■ RECORDS SHOWN

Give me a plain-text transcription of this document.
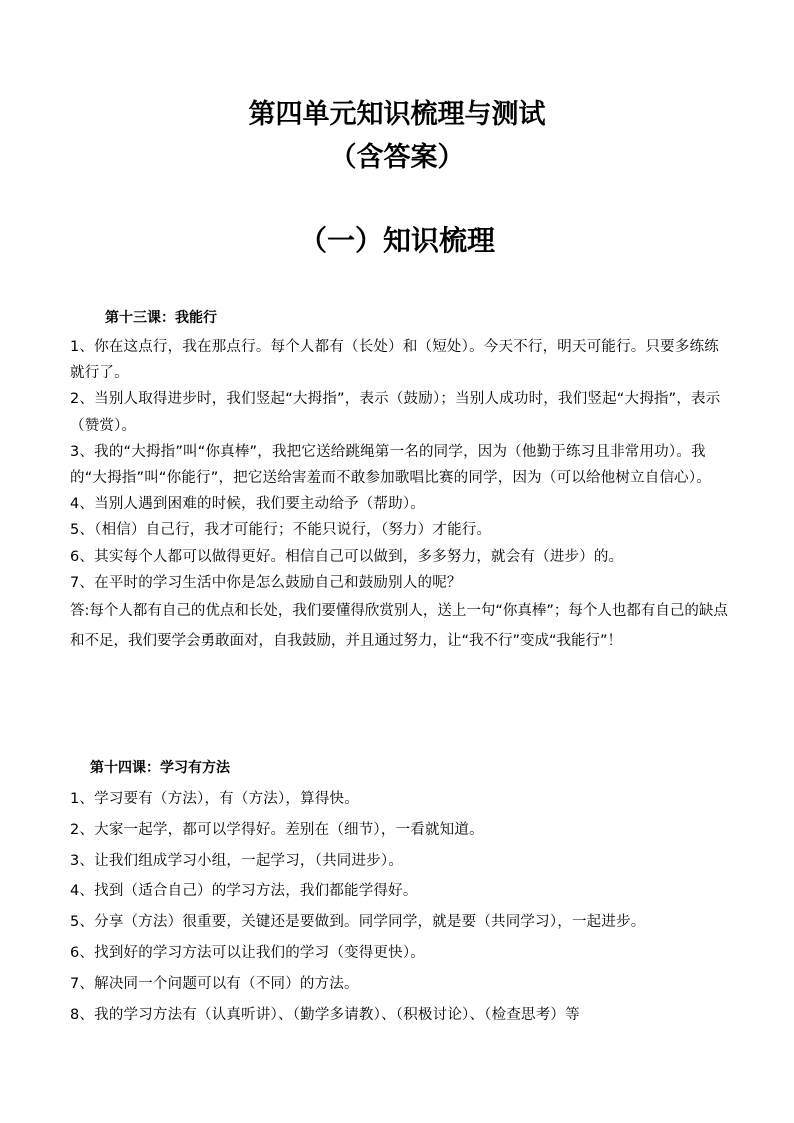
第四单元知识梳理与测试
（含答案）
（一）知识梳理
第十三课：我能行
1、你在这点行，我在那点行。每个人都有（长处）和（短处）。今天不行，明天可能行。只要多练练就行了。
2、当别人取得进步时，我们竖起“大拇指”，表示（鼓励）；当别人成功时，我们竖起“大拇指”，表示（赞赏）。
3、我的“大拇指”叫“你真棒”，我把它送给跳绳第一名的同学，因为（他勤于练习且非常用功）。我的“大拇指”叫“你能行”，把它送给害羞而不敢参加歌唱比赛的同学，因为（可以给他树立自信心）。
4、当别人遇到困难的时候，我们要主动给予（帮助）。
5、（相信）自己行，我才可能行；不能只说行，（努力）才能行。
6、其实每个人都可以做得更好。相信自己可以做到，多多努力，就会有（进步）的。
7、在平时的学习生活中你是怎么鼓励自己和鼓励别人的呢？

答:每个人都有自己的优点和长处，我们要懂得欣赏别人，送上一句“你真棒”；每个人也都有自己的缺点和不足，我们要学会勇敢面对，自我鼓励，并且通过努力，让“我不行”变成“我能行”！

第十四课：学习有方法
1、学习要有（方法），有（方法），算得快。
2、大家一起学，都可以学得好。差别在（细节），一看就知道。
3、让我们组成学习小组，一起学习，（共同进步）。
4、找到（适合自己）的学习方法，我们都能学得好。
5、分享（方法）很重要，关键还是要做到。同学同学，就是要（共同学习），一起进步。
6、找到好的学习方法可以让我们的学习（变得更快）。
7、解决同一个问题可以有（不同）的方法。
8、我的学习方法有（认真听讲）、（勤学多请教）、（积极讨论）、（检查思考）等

==

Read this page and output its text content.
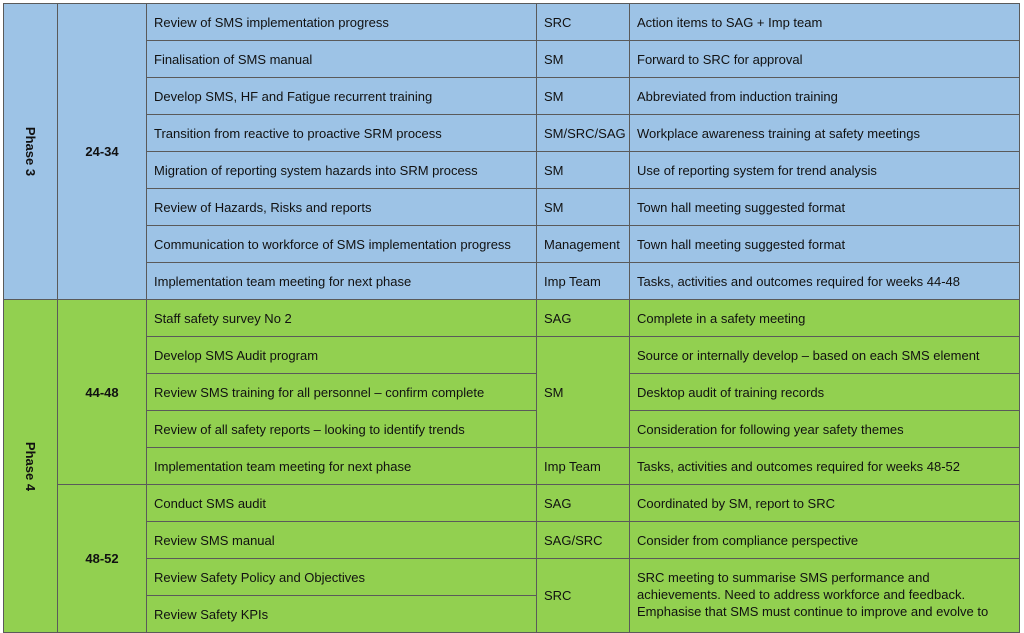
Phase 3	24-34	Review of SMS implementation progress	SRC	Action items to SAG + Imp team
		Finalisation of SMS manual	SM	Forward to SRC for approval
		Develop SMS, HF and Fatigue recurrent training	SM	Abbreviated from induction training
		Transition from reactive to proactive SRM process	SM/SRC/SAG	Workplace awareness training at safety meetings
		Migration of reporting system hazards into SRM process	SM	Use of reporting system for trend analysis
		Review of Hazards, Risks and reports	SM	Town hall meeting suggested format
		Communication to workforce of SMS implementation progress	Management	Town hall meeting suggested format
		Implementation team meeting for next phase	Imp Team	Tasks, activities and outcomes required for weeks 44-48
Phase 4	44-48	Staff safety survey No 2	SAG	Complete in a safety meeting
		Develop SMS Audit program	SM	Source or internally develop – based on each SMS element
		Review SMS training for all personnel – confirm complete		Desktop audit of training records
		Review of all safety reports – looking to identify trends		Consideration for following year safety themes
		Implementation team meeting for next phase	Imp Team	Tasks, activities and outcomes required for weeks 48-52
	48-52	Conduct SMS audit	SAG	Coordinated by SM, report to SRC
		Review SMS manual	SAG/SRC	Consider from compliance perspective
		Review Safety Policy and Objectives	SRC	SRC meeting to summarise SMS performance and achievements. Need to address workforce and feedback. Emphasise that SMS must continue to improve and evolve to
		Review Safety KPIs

==

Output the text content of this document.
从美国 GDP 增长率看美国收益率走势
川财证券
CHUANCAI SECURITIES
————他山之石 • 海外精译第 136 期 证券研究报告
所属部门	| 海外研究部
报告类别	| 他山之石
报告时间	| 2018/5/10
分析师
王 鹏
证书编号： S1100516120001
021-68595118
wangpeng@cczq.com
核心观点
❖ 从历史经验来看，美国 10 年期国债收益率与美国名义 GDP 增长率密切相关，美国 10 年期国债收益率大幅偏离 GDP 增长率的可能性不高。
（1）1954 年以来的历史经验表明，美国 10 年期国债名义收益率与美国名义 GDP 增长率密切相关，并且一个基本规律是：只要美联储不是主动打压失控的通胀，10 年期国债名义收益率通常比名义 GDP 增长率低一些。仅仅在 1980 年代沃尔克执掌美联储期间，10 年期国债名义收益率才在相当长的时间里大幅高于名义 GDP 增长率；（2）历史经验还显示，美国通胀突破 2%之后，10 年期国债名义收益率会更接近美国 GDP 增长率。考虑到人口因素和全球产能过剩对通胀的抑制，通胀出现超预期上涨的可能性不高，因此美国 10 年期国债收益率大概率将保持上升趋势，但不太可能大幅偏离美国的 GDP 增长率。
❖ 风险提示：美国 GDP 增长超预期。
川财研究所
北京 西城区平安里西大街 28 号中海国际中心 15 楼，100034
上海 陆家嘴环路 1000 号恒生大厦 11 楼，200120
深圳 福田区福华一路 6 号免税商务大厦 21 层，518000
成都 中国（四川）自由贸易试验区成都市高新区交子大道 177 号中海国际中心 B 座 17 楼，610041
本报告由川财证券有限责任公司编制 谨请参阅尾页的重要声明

■ WHAT THE TASK ASKS
Count the lines in the records above that contain the word "Town", and reply with only that number.

■ TASK RESPONSE
2